%%

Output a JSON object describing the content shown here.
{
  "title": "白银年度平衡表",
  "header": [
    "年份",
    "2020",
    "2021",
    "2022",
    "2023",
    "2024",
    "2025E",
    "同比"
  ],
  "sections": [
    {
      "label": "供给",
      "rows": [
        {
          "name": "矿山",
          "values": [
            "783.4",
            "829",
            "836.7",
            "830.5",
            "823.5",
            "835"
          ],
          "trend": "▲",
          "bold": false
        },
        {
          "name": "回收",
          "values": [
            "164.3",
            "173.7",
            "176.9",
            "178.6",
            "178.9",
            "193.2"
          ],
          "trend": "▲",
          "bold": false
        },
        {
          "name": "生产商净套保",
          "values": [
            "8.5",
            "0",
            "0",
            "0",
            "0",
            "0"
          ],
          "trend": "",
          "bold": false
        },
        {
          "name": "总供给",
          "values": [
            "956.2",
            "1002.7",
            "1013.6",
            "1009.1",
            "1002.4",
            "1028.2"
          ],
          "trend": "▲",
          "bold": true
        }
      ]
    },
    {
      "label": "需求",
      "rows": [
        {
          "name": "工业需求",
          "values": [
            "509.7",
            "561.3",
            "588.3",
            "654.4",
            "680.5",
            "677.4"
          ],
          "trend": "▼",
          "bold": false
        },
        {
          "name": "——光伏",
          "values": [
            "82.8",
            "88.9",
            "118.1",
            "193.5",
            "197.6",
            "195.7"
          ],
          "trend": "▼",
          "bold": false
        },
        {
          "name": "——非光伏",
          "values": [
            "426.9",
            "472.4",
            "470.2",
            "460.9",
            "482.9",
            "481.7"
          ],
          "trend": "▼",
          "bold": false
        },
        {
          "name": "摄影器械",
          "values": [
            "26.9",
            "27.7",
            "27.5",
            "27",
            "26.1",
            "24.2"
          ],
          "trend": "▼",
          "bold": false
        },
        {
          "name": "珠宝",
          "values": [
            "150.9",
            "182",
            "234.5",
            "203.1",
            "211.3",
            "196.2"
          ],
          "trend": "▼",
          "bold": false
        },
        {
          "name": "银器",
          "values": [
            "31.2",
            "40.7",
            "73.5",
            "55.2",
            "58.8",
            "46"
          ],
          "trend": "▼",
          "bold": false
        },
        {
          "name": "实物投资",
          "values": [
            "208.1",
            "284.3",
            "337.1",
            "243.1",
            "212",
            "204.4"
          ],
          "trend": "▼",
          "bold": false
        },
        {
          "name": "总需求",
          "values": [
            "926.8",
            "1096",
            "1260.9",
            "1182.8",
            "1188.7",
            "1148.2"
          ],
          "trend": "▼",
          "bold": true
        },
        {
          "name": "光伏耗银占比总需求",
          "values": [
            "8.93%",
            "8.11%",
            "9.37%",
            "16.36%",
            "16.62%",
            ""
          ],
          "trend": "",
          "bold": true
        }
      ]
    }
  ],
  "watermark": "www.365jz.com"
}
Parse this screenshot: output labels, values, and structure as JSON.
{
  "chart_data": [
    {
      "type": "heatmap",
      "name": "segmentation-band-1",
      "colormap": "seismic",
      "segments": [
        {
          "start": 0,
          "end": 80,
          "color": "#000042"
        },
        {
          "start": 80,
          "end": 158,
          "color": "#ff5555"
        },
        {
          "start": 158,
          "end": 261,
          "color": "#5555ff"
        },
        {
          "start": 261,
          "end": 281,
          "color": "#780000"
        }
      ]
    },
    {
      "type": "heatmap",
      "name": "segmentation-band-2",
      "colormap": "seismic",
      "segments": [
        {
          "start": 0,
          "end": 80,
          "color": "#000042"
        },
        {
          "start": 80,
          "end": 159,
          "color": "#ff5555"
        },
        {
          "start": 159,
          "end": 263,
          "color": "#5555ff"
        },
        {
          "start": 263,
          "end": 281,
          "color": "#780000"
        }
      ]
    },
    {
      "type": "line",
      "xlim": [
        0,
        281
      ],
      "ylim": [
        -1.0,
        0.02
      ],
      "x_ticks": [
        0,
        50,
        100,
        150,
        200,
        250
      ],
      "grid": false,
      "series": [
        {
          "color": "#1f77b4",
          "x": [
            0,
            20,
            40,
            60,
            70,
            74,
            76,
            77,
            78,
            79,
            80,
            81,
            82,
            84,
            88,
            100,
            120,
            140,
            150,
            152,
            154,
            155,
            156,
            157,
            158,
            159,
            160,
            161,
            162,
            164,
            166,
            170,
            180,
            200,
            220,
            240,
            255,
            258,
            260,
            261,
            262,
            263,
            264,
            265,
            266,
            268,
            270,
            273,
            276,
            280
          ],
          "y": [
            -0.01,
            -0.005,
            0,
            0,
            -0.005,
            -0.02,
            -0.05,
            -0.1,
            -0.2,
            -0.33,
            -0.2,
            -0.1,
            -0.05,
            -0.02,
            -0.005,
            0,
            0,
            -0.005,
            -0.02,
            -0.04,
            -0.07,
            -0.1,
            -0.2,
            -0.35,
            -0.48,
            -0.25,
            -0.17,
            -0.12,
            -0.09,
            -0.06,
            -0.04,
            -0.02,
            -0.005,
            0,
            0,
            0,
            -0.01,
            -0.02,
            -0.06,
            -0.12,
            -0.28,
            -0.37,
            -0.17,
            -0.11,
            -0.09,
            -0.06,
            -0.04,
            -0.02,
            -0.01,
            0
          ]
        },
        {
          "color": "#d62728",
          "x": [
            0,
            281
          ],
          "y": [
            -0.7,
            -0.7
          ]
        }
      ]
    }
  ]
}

%%
%%

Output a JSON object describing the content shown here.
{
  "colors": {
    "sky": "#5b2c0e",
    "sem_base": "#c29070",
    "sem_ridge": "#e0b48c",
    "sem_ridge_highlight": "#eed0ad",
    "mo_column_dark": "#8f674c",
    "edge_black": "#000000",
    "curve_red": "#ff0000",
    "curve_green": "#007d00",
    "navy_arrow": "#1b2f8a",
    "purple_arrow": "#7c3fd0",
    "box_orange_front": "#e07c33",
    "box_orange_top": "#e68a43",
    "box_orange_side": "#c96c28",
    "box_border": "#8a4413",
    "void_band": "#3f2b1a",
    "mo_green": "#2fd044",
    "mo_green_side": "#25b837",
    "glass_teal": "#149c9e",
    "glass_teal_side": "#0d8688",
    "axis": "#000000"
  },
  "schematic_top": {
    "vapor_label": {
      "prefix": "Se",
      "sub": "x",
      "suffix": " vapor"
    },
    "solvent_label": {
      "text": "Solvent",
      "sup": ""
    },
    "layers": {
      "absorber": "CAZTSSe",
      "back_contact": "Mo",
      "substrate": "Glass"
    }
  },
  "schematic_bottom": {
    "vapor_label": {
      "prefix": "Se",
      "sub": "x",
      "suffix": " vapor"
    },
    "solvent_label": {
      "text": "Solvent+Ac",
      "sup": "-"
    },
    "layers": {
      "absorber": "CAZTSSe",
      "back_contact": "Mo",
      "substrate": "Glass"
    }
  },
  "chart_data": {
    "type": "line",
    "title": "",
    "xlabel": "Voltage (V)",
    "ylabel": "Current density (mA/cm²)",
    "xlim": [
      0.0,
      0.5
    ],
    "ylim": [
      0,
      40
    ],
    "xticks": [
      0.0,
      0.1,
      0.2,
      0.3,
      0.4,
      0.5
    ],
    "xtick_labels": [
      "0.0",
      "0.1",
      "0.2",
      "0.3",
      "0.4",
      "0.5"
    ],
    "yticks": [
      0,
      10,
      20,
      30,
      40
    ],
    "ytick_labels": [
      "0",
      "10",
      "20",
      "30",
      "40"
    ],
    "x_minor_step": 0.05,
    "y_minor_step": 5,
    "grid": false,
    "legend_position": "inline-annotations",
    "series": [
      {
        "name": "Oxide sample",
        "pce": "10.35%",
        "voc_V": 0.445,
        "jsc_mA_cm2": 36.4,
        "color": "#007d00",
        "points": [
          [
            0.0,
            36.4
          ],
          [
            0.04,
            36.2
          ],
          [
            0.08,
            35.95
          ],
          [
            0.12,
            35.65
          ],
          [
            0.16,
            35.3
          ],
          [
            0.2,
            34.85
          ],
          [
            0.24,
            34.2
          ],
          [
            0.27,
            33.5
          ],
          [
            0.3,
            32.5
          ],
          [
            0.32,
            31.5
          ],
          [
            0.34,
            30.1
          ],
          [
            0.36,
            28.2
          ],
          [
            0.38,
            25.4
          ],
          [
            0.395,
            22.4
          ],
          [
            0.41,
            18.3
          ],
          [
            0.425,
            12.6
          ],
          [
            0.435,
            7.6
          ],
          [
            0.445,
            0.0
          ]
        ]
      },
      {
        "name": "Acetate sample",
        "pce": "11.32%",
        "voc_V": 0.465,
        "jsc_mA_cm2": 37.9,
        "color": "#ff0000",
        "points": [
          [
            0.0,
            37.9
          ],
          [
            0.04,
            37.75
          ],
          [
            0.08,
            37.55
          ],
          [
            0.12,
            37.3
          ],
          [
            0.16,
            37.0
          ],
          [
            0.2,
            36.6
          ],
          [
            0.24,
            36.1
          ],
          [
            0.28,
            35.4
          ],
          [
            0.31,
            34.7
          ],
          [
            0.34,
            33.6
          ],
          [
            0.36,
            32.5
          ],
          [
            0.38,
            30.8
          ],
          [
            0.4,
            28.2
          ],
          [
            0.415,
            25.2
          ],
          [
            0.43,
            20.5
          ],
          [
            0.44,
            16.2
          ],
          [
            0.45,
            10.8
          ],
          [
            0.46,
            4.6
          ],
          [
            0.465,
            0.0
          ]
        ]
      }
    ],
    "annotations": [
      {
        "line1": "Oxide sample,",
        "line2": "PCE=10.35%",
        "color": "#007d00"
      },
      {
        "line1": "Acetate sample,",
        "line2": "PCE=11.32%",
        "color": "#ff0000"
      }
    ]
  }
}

%%
%%

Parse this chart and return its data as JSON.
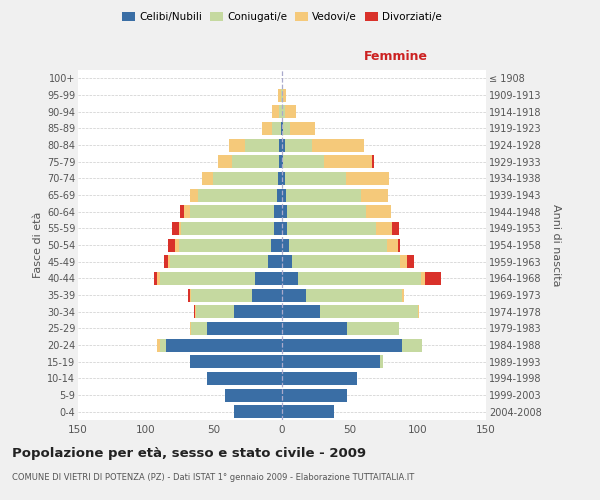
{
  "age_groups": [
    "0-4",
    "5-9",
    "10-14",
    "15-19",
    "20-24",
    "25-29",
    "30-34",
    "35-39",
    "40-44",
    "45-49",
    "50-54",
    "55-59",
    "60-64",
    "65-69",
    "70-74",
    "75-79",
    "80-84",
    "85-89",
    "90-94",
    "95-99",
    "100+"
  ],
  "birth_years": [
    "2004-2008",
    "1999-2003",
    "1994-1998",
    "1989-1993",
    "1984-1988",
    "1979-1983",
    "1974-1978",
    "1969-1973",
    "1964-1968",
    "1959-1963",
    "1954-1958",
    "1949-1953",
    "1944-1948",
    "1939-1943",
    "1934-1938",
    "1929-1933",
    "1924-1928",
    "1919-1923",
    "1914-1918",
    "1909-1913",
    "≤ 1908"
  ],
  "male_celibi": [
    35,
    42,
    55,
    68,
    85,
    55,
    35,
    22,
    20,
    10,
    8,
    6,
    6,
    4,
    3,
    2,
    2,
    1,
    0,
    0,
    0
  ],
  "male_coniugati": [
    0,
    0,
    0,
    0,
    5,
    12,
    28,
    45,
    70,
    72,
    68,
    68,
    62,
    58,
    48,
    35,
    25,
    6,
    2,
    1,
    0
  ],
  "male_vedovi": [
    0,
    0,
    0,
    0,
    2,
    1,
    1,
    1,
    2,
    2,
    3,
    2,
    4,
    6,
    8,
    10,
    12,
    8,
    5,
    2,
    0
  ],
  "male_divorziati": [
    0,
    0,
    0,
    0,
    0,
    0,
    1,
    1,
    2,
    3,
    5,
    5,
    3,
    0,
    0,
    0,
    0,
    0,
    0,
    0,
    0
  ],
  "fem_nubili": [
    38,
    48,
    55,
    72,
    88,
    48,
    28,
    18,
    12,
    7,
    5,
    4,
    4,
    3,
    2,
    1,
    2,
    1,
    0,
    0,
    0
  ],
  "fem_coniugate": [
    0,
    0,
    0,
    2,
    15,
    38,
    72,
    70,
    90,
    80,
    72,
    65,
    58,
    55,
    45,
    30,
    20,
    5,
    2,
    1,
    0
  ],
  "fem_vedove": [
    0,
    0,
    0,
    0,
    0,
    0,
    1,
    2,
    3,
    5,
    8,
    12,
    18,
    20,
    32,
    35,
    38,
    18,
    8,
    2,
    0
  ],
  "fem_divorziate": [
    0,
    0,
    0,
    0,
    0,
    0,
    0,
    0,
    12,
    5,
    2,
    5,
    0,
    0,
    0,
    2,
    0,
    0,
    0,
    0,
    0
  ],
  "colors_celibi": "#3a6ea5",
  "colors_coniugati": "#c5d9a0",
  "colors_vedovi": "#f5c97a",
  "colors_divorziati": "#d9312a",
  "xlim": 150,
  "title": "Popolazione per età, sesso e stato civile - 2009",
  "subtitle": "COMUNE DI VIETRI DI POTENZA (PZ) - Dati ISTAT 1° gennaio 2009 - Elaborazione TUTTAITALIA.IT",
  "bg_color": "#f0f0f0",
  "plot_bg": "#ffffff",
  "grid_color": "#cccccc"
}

%%

▶ Problem requirements:
Copy every single line of the material above that holds "Parse".

▶ Exercise result:
Parse this screenshot: output labels, values, and structure as JSON.
Parse this chart and return its data as JSON.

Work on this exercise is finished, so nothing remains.